AIM —
Report the total number of lines that include the string "Height", without any other text.
* * *
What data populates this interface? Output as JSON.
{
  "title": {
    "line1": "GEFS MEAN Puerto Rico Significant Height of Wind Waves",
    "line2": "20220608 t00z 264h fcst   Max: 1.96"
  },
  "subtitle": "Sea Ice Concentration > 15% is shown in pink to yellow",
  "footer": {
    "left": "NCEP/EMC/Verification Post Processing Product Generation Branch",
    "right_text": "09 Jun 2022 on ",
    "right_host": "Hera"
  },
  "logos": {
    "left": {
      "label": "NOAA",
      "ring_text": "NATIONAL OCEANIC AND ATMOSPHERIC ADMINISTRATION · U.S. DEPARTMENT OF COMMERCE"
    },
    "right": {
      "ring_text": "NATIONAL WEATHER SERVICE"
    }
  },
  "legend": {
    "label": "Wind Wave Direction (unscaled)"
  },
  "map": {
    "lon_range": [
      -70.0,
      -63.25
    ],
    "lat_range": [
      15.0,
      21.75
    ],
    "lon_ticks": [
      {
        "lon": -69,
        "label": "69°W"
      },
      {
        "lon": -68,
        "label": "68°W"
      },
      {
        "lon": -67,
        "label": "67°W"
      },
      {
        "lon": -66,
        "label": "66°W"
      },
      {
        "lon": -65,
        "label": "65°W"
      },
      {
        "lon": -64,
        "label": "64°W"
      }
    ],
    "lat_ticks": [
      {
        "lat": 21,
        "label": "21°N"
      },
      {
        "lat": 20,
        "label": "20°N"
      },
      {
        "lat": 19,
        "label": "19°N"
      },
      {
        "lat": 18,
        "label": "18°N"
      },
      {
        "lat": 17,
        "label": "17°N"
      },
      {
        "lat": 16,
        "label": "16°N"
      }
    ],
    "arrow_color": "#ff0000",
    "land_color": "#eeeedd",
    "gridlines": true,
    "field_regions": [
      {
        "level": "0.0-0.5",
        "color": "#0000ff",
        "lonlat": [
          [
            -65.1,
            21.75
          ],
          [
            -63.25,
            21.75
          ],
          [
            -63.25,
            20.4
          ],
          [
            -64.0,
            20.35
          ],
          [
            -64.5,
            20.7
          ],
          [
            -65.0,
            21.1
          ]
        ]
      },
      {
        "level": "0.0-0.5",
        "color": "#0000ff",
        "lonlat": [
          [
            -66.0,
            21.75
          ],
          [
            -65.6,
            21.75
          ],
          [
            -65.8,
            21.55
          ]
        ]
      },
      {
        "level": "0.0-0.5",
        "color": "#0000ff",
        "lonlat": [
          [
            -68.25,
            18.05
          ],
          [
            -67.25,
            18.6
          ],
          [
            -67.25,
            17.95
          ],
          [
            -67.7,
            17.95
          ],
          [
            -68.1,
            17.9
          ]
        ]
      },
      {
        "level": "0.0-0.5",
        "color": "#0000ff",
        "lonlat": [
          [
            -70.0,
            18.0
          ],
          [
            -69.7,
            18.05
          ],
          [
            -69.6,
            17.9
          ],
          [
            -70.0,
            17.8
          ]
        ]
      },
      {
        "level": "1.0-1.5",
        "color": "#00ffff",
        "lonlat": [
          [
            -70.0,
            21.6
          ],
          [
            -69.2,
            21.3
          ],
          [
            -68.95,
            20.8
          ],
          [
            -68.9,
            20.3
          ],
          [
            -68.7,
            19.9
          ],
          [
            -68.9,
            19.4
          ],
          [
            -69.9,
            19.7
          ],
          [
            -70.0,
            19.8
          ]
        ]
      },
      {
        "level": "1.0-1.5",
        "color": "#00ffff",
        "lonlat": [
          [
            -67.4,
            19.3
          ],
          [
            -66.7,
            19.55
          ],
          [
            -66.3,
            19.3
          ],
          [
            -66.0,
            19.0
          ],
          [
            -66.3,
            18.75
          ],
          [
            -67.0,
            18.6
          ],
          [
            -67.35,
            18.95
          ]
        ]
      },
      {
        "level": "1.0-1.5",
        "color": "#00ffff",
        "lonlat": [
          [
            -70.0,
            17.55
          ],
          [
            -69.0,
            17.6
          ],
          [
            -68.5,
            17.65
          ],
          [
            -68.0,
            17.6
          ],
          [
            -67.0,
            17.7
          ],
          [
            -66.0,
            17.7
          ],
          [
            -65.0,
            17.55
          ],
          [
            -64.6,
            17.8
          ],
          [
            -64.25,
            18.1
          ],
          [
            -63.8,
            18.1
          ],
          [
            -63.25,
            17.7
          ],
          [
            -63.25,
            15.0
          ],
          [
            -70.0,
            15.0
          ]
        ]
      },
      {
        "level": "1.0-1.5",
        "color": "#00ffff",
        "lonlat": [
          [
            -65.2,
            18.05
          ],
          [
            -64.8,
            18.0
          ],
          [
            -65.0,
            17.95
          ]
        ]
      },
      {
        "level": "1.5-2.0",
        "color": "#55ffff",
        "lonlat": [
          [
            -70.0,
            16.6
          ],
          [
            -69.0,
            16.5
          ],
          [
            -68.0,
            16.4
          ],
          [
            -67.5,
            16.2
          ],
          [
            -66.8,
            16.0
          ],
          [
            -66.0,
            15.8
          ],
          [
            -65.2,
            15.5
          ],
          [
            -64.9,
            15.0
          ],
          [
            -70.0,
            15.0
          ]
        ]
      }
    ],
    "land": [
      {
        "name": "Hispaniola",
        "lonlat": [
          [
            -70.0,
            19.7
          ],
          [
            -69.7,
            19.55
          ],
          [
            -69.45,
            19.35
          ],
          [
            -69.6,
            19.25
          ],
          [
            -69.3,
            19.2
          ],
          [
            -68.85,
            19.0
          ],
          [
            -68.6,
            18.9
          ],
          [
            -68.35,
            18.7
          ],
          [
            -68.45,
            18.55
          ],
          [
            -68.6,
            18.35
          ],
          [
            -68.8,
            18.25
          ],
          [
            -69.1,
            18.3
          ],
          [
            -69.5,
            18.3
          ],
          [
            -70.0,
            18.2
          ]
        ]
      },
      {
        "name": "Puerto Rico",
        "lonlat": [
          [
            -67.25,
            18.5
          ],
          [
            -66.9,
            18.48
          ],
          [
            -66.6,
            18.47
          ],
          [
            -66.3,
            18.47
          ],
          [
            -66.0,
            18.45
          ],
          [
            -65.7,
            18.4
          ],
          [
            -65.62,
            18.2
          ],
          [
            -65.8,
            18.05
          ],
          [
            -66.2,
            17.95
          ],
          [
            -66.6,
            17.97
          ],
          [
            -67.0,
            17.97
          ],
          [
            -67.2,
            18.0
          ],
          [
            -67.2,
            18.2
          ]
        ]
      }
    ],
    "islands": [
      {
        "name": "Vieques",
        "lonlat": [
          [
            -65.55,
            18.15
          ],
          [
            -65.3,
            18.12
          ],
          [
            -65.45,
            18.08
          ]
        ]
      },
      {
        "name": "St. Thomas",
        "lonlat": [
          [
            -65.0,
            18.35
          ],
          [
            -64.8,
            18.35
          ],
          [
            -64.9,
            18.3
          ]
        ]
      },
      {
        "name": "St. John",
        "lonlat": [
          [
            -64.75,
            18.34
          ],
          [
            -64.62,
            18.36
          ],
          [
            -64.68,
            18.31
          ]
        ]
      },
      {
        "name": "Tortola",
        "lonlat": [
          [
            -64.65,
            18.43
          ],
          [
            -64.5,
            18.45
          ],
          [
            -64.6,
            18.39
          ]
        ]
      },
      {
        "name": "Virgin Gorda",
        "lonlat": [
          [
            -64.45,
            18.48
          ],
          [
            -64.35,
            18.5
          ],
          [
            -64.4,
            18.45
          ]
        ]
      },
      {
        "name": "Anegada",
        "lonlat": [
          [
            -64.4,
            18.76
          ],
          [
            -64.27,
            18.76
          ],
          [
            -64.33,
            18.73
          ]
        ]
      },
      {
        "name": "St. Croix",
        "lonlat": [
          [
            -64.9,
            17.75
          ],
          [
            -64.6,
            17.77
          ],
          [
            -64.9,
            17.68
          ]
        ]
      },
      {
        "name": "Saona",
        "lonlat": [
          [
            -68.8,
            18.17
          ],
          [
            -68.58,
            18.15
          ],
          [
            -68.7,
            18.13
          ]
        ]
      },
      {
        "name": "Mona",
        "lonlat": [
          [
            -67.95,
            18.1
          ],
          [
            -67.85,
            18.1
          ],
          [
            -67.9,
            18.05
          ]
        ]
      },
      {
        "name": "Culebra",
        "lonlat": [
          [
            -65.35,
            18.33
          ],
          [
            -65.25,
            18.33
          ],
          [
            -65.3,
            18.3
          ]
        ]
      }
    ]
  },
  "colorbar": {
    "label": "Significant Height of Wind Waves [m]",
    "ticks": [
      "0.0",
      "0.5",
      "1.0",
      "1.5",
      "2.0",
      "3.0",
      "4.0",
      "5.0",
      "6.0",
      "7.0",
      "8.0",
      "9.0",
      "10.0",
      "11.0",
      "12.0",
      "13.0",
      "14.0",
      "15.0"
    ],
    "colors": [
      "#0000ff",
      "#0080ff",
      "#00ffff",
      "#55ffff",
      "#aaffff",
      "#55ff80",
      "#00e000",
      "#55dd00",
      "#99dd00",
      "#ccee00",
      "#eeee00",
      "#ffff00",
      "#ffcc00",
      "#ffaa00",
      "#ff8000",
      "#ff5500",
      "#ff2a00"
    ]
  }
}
* * *
COMPLETED EXERCISE —
2